__Raw records__:
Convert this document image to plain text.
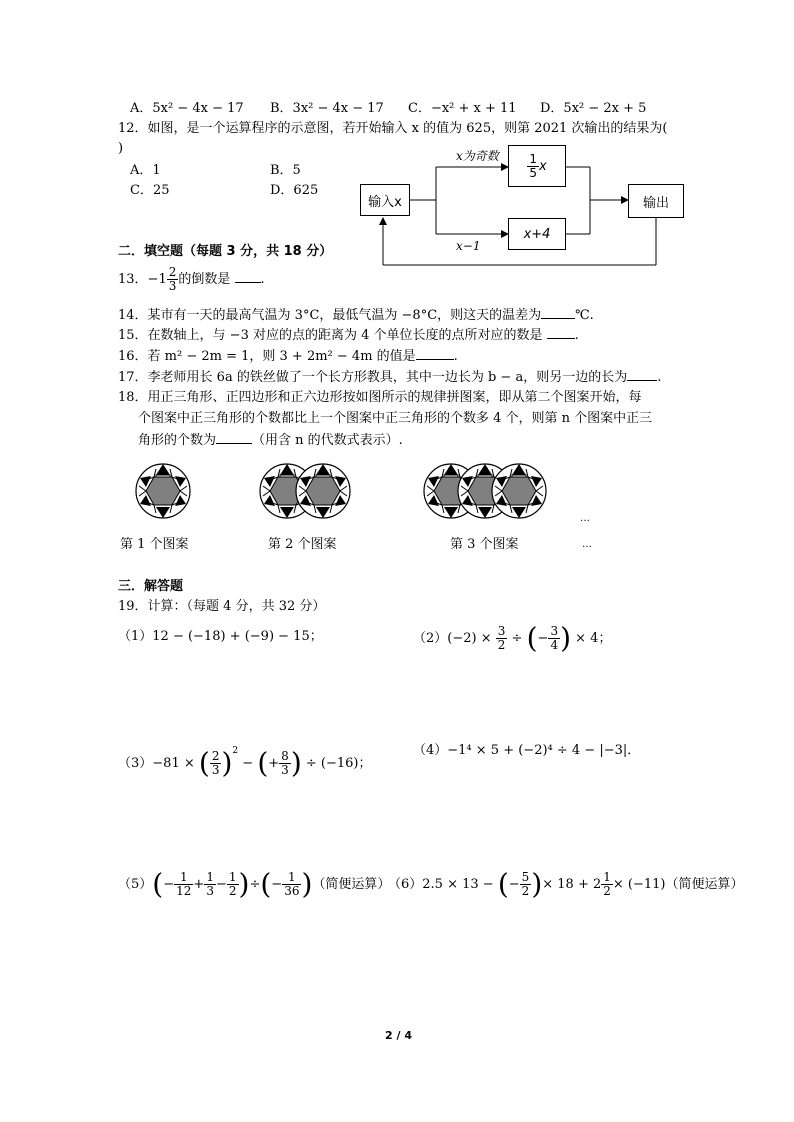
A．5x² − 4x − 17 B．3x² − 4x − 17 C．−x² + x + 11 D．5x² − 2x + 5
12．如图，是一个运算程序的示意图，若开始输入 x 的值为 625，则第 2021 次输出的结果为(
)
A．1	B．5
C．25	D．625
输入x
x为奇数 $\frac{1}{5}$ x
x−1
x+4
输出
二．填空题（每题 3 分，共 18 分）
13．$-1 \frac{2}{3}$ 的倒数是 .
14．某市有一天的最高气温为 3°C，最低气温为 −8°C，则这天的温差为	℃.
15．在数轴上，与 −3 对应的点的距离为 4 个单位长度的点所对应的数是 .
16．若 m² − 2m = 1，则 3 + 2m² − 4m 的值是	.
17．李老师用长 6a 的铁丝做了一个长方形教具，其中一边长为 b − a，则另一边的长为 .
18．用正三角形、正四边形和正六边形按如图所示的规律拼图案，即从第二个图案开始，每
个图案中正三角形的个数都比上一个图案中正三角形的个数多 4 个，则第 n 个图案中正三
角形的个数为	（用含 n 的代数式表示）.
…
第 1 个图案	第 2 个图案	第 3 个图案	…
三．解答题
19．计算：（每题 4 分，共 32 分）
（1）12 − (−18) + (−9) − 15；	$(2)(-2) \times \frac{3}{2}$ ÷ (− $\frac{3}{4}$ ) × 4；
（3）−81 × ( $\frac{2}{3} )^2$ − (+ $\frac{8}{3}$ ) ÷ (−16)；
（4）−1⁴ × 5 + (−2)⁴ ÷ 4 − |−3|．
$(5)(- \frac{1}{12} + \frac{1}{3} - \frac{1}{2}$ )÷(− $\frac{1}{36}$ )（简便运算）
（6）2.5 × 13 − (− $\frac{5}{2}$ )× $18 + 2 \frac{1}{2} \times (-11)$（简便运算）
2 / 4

__Short exercise__: Reproduce each line of the records exactly, and omit every picture.

__Task output__:
Convert this document image to plain text.
A．5x² − 4x − 17 B．3x² − 4x − 17 C．−x² + x + 11 D．5x² − 2x + 5
12．如图，是一个运算程序的示意图，若开始输入 x 的值为 625，则第 2021 次输出的结果为(
)
A．1	B．5
C．25	D．625
输入x
x为奇数 $\frac{1}{5}$ x
x−1
x+4
输出
二．填空题（每题 3 分，共 18 分）
13．$-1 \frac{2}{3}$ 的倒数是 .
14．某市有一天的最高气温为 3°C，最低气温为 −8°C，则这天的温差为	℃.
15．在数轴上，与 −3 对应的点的距离为 4 个单位长度的点所对应的数是 .
16．若 m² − 2m = 1，则 3 + 2m² − 4m 的值是	.
17．李老师用长 6a 的铁丝做了一个长方形教具，其中一边长为 b − a，则另一边的长为 .
18．用正三角形、正四边形和正六边形按如图所示的规律拼图案，即从第二个图案开始，每
个图案中正三角形的个数都比上一个图案中正三角形的个数多 4 个，则第 n 个图案中正三
角形的个数为	（用含 n 的代数式表示）.
…
第 1 个图案	第 2 个图案	第 3 个图案	…
三．解答题
19．计算：（每题 4 分，共 32 分）
（1）12 − (−18) + (−9) − 15；	$(2)(-2) \times \frac{3}{2}$ ÷ (− $\frac{3}{4}$ ) × 4；
（3）−81 × ( $\frac{2}{3} )^2$ − (+ $\frac{8}{3}$ ) ÷ (−16)；
（4）−1⁴ × 5 + (−2)⁴ ÷ 4 − |−3|．
$(5)(- \frac{1}{12} + \frac{1}{3} - \frac{1}{2}$ )÷(− $\frac{1}{36}$ )（简便运算）
（6）2.5 × 13 − (− $\frac{5}{2}$ )× $18 + 2 \frac{1}{2} \times (-11)$（简便运算）
2 / 4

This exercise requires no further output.